-- Problem --
Could you give the entries again, starting with the line containing "reply-header: Jungkook @jk" and going on through the end of the entries, with "reply-icon" replaced by "comment-icon" and everything else unchanged?

● ● ● ● ●

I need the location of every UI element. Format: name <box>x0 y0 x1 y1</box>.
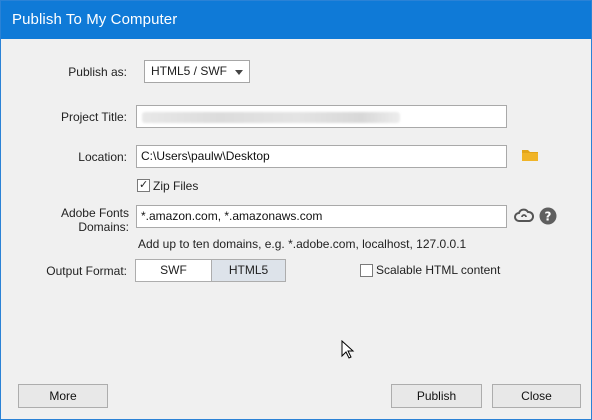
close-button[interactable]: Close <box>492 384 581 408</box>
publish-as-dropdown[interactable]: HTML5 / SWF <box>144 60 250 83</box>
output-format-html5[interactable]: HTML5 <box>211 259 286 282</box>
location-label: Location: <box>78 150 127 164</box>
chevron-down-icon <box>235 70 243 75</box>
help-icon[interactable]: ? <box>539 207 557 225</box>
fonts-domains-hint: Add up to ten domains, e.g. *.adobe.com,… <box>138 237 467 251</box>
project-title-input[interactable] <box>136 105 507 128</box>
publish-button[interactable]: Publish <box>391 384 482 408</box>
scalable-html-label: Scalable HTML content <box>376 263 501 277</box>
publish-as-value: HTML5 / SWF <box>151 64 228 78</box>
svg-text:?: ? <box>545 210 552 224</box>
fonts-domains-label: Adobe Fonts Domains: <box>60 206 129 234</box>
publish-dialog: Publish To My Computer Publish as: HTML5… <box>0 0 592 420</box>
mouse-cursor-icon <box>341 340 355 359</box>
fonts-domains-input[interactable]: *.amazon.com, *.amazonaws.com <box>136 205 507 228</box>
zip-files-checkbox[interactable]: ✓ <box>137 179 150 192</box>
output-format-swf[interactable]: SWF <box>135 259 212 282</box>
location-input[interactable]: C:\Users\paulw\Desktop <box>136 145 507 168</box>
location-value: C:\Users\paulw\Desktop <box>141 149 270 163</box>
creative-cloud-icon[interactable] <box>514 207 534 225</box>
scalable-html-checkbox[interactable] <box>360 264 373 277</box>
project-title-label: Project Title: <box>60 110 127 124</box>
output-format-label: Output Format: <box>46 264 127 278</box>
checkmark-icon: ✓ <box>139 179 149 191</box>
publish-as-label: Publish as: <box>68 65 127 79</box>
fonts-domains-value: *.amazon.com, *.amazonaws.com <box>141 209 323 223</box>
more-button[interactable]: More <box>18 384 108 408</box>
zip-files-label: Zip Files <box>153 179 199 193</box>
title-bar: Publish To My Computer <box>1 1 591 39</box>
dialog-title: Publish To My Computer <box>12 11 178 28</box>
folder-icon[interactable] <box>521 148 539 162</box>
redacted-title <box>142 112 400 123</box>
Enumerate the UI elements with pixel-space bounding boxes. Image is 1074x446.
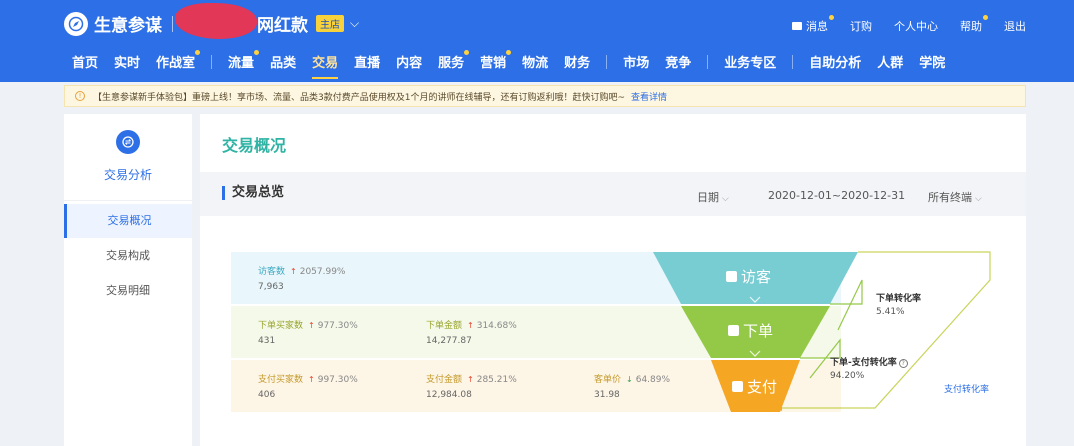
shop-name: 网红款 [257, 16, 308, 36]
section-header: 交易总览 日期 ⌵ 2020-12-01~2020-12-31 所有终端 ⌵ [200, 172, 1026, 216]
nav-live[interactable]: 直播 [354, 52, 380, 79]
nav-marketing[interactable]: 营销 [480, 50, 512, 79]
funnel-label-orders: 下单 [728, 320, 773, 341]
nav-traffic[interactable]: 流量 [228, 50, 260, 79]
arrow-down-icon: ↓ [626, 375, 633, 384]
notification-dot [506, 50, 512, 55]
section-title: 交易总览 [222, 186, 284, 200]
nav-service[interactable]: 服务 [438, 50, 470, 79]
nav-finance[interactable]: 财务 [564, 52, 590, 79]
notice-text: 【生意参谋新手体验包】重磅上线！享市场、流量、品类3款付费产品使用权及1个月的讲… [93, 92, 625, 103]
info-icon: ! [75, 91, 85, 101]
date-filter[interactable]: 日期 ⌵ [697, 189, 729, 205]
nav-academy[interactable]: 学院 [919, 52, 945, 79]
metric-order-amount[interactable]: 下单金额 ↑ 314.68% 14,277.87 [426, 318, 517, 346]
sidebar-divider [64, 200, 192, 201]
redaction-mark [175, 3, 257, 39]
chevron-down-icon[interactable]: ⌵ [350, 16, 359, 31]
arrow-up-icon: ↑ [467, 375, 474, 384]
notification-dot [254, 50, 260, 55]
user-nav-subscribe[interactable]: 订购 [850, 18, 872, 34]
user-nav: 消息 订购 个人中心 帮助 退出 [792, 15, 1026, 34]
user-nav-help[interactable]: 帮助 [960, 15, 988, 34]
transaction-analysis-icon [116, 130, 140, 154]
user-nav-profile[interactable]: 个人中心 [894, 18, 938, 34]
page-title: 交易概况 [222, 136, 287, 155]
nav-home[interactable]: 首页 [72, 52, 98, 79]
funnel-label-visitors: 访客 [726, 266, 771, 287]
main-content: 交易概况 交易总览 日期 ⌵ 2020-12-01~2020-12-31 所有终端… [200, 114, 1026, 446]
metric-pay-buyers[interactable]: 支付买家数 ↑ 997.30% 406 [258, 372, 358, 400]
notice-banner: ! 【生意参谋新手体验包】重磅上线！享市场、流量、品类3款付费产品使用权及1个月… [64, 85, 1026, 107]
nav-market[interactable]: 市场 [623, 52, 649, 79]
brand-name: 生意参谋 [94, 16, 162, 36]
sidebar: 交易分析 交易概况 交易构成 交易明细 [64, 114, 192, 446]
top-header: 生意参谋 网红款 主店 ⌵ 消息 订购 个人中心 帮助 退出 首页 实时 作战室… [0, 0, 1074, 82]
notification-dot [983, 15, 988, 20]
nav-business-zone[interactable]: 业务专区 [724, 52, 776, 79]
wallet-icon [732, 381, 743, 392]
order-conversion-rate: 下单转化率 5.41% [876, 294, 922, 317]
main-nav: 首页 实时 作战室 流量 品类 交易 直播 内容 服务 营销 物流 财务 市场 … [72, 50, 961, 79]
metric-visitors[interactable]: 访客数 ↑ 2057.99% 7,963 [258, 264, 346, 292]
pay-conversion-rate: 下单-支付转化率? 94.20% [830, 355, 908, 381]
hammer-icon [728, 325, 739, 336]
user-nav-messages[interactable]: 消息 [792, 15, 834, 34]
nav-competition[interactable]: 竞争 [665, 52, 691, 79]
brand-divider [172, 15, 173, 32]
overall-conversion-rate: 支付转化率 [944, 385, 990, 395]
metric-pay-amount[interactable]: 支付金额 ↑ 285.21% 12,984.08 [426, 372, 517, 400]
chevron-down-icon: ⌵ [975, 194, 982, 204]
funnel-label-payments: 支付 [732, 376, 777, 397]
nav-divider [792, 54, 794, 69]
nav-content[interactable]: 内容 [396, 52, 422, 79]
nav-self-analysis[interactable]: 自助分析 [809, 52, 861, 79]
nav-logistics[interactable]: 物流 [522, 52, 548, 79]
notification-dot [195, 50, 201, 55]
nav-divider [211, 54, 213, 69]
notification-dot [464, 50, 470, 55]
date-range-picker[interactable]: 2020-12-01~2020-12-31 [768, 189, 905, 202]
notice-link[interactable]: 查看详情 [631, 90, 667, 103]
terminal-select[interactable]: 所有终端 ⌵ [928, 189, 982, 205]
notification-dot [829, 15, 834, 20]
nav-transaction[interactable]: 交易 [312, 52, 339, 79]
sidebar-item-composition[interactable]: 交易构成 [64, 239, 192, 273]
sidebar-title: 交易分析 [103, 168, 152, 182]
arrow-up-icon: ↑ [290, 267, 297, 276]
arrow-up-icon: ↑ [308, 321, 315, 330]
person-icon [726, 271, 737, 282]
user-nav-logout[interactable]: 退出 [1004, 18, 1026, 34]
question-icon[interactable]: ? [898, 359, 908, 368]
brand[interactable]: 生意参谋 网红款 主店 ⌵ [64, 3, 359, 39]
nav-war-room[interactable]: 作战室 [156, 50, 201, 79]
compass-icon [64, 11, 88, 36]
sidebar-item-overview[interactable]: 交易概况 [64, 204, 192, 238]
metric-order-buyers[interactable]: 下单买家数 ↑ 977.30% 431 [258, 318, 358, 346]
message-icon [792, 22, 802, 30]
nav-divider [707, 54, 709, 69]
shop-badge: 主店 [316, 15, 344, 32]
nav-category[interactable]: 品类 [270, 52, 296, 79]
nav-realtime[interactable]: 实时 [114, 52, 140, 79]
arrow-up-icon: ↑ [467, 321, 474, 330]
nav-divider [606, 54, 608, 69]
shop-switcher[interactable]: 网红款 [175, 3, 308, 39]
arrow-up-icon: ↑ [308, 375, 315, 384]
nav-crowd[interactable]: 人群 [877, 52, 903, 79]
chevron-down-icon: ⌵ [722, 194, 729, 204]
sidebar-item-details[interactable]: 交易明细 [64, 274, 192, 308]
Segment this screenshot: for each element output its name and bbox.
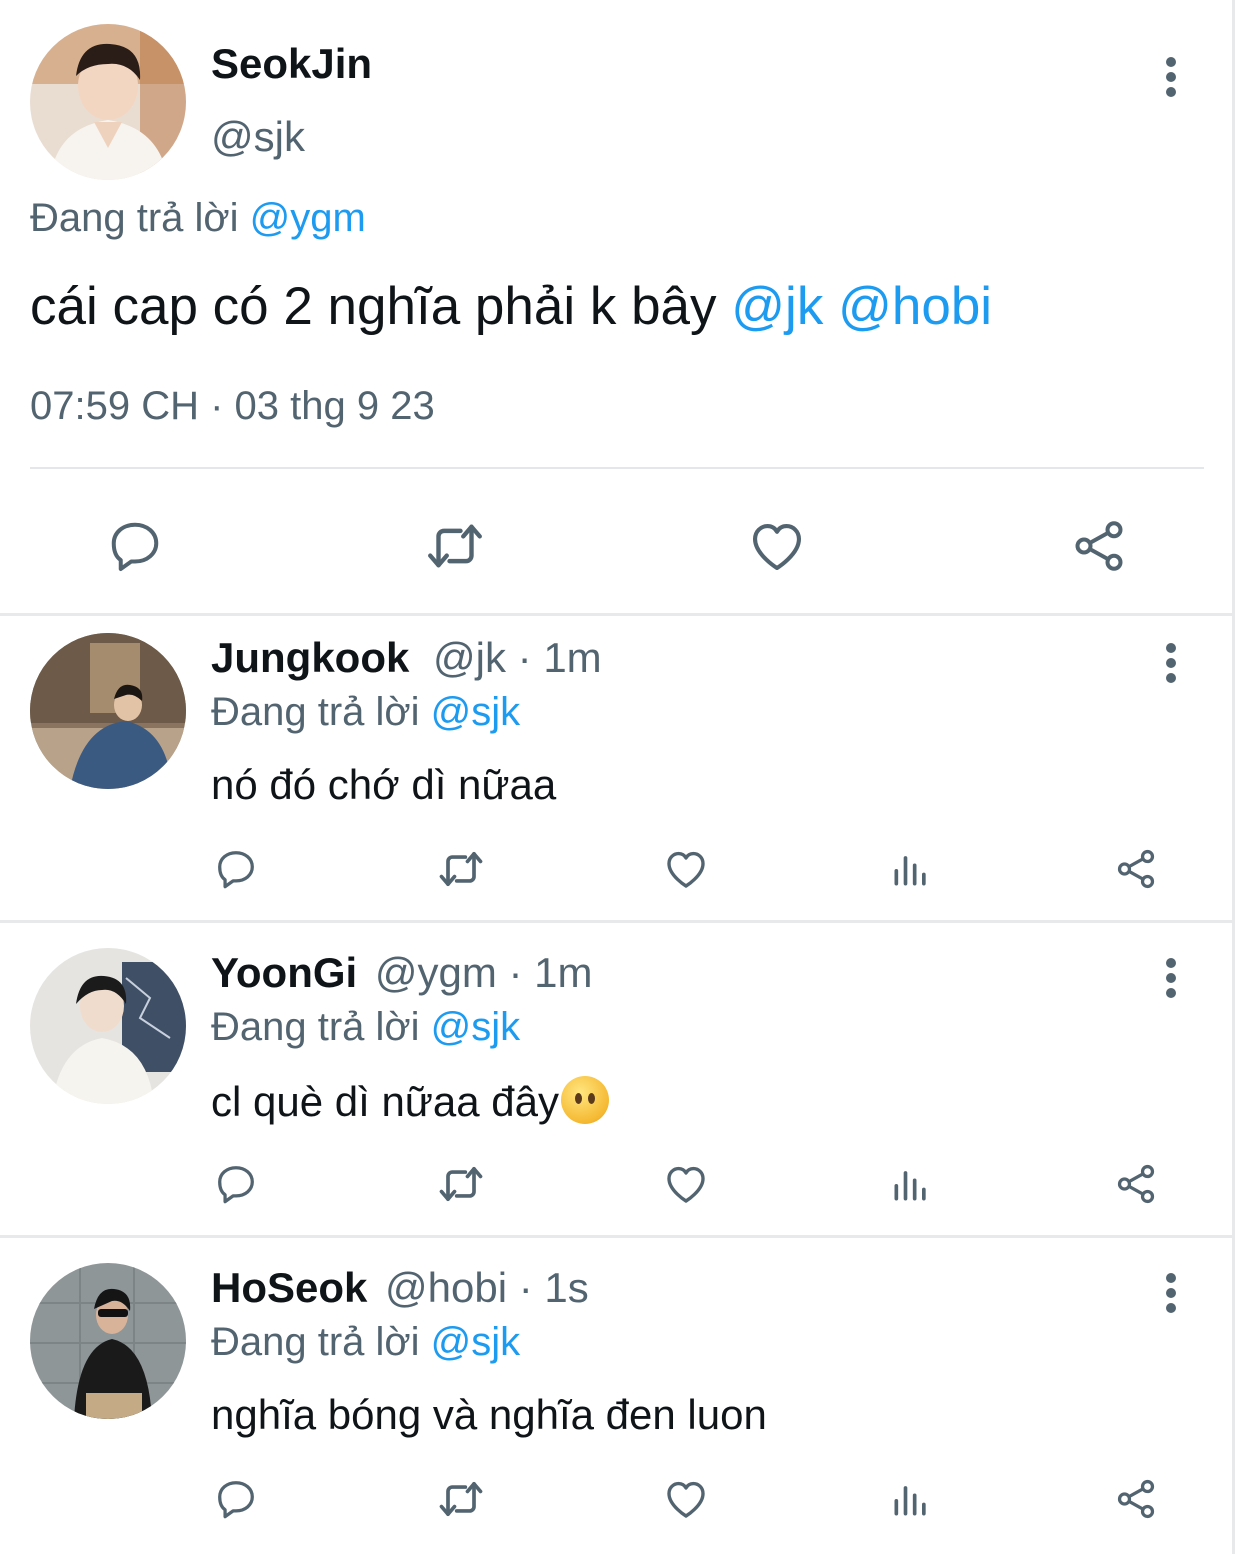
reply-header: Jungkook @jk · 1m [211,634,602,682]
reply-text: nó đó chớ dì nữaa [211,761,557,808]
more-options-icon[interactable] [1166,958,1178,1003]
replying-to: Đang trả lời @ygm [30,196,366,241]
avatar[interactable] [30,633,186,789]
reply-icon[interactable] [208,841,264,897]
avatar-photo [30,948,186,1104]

● ● ● ● ●

-- Exercise answer --
reply-header: Jungkook @jk · 1m [211,634,602,682]
reply-text: nó đó chớ dì nữaa [211,761,557,808]
more-options-icon[interactable] [1166,958,1178,1003]
replying-to: Đang trả lời @ygm [30,196,366,241]
avatar[interactable] [30,633,186,789]
comment-icon[interactable] [208,841,264,897]
avatar-photo [30,948,186,1104]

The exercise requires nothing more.